=== Some records ===
============================================================
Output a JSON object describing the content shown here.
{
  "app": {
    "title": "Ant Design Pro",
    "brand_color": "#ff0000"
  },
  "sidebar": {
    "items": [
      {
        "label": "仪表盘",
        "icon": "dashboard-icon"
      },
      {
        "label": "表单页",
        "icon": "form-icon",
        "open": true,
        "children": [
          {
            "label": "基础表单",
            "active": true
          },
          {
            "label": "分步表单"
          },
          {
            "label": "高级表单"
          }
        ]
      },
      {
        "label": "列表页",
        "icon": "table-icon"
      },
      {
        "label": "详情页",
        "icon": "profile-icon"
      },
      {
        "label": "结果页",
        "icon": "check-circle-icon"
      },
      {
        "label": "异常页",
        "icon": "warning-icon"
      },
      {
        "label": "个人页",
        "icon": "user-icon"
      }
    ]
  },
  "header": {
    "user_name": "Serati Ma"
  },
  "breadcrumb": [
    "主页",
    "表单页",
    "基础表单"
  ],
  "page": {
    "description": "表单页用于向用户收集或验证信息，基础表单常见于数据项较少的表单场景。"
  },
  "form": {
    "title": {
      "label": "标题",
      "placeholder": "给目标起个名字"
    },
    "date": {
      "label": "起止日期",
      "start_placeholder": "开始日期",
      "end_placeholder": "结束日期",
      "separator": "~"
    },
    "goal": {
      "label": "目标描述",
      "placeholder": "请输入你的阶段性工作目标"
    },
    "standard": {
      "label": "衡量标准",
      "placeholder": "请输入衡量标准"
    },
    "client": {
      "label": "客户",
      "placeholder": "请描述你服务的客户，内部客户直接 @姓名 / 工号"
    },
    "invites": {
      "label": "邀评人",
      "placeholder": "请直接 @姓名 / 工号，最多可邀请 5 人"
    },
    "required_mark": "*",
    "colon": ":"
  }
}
============================================================
=== GOAL ===
Repeat all the entries exactly as given.

=== REPLY ===
Output a JSON object describing the content shown here.
{
  "app": {
    "title": "Ant Design Pro",
    "brand_color": "#ff0000"
  },
  "sidebar": {
    "items": [
      {
        "label": "仪表盘",
        "icon": "dashboard-icon"
      },
      {
        "label": "表单页",
        "icon": "form-icon",
        "open": true,
        "children": [
          {
            "label": "基础表单",
            "active": true
          },
          {
            "label": "分步表单"
          },
          {
            "label": "高级表单"
          }
        ]
      },
      {
        "label": "列表页",
        "icon": "table-icon"
      },
      {
        "label": "详情页",
        "icon": "profile-icon"
      },
      {
        "label": "结果页",
        "icon": "check-circle-icon"
      },
      {
        "label": "异常页",
        "icon": "warning-icon"
      },
      {
        "label": "个人页",
        "icon": "user-icon"
      }
    ]
  },
  "header": {
    "user_name": "Serati Ma"
  },
  "breadcrumb": [
    "主页",
    "表单页",
    "基础表单"
  ],
  "page": {
    "description": "表单页用于向用户收集或验证信息，基础表单常见于数据项较少的表单场景。"
  },
  "form": {
    "title": {
      "label": "标题",
      "placeholder": "给目标起个名字"
    },
    "date": {
      "label": "起止日期",
      "start_placeholder": "开始日期",
      "end_placeholder": "结束日期",
      "separator": "~"
    },
    "goal": {
      "label": "目标描述",
      "placeholder": "请输入你的阶段性工作目标"
    },
    "standard": {
      "label": "衡量标准",
      "placeholder": "请输入衡量标准"
    },
    "client": {
      "label": "客户",
      "placeholder": "请描述你服务的客户，内部客户直接 @姓名 / 工号"
    },
    "invites": {
      "label": "邀评人",
      "placeholder": "请直接 @姓名 / 工号，最多可邀请 5 人"
    },
    "required_mark": "*",
    "colon": ":"
  }
}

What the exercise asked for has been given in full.